INSTRUCTIONS FOR THE TASK |
Lines containing the string "Shift" are to be counted; report only how many there are.

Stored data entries
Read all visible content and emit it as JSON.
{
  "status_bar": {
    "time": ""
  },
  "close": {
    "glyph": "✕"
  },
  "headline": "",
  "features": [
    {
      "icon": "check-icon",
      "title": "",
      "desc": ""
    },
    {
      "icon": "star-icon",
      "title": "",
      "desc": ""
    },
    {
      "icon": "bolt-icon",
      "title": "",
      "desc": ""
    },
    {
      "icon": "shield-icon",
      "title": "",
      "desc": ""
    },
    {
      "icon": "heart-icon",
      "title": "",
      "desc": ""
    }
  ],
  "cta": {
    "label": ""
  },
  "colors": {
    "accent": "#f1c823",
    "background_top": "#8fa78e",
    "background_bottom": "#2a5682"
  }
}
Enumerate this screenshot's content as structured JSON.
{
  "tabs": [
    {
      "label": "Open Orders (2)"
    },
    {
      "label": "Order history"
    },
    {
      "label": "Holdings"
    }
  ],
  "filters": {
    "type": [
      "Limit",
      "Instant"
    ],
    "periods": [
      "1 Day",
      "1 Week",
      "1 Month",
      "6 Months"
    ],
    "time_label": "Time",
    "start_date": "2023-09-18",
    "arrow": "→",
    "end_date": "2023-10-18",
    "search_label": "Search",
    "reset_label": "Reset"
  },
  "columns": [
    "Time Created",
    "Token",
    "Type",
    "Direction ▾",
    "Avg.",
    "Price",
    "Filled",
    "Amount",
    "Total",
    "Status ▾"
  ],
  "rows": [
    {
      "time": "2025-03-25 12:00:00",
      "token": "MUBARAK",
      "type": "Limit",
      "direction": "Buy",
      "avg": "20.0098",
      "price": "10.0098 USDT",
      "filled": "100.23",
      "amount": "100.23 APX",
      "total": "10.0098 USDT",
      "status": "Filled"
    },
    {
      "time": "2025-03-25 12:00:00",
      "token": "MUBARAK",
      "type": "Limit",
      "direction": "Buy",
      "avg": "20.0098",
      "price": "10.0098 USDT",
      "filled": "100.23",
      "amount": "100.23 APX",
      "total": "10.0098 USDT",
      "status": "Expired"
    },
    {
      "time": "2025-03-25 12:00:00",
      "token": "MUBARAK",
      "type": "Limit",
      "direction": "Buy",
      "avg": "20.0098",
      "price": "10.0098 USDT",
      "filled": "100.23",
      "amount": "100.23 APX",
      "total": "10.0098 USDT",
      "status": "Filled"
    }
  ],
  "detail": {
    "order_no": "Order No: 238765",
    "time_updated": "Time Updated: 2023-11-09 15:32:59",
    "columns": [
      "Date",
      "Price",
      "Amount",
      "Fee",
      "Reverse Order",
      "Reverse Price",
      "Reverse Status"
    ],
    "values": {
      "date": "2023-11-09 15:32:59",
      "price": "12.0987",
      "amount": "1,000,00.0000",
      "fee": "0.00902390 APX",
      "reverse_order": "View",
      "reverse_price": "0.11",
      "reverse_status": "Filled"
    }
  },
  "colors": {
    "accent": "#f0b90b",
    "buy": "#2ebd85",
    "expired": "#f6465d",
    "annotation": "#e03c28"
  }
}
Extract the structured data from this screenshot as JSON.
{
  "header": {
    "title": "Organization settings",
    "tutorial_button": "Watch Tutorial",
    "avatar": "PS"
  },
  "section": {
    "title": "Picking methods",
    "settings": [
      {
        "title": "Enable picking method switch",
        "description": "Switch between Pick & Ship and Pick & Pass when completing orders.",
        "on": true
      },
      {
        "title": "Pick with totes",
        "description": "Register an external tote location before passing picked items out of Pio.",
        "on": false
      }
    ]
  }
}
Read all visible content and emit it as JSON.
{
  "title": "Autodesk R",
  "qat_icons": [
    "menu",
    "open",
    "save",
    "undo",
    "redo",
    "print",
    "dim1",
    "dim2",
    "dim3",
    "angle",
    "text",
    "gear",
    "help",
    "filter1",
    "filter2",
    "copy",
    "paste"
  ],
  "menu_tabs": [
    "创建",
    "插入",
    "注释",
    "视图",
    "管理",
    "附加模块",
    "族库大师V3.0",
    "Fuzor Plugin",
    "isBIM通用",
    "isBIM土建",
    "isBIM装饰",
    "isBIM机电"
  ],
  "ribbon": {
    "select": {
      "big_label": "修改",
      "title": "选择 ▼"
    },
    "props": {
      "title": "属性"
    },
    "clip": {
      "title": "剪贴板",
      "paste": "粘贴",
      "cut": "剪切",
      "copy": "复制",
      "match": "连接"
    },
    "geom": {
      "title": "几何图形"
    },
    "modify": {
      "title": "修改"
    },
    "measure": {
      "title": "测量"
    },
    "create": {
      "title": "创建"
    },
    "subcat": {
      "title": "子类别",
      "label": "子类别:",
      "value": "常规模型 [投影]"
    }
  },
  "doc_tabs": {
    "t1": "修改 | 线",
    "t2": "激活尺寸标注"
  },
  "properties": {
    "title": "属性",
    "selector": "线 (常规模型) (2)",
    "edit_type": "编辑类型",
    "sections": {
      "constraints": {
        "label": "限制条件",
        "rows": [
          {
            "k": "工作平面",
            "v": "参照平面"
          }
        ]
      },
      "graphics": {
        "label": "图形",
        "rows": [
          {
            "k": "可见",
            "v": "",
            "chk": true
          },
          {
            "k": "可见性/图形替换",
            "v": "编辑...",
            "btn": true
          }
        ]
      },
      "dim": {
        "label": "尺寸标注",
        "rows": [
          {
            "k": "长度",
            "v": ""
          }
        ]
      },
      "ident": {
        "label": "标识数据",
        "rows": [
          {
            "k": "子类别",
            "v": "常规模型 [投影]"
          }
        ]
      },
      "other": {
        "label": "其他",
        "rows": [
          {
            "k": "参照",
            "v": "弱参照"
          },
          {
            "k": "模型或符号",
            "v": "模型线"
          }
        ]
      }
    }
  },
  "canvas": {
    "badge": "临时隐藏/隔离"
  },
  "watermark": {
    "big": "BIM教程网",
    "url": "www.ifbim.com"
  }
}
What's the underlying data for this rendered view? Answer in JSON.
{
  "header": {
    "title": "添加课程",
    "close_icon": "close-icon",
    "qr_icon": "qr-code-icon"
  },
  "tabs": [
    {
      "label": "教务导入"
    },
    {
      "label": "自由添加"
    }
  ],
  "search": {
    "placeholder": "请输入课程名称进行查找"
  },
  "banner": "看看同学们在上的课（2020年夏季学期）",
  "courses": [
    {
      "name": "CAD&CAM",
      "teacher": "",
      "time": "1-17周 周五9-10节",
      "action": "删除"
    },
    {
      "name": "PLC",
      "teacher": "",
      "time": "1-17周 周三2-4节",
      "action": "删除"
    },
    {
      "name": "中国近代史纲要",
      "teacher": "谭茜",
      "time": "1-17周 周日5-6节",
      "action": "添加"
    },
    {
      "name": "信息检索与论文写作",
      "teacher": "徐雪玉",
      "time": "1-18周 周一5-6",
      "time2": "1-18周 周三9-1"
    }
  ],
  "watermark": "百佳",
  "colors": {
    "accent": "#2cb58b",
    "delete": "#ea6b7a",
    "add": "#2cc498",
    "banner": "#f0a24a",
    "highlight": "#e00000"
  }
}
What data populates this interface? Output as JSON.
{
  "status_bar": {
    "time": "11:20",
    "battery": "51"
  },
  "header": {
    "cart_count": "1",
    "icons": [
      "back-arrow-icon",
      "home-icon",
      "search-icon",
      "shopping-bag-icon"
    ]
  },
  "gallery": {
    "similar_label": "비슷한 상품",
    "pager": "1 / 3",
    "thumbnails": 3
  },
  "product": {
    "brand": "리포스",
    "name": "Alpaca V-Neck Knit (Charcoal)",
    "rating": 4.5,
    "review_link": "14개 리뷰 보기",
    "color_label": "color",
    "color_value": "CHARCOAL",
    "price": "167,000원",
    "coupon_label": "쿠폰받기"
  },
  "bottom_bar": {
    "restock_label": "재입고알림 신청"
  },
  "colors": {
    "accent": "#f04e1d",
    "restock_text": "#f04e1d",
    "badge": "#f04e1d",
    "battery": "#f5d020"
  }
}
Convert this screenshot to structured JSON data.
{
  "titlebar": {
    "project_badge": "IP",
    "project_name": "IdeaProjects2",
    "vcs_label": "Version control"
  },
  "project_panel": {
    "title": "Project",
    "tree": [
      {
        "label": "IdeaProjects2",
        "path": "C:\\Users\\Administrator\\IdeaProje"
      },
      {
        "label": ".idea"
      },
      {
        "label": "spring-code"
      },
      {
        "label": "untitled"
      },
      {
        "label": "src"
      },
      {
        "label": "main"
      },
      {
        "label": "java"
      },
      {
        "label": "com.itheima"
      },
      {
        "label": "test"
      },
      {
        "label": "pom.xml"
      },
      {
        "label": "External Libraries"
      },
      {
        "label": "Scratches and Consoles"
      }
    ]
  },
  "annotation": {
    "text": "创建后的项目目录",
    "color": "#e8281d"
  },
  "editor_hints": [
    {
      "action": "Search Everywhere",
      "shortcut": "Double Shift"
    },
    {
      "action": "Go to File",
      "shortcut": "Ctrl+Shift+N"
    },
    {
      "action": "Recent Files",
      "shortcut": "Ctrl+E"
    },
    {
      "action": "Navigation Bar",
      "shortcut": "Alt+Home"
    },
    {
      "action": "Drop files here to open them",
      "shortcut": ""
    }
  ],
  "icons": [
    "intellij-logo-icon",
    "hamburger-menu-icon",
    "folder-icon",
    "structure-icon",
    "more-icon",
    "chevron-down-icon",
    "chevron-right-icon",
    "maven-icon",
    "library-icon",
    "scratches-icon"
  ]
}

COMPLETE OUTPUT |
2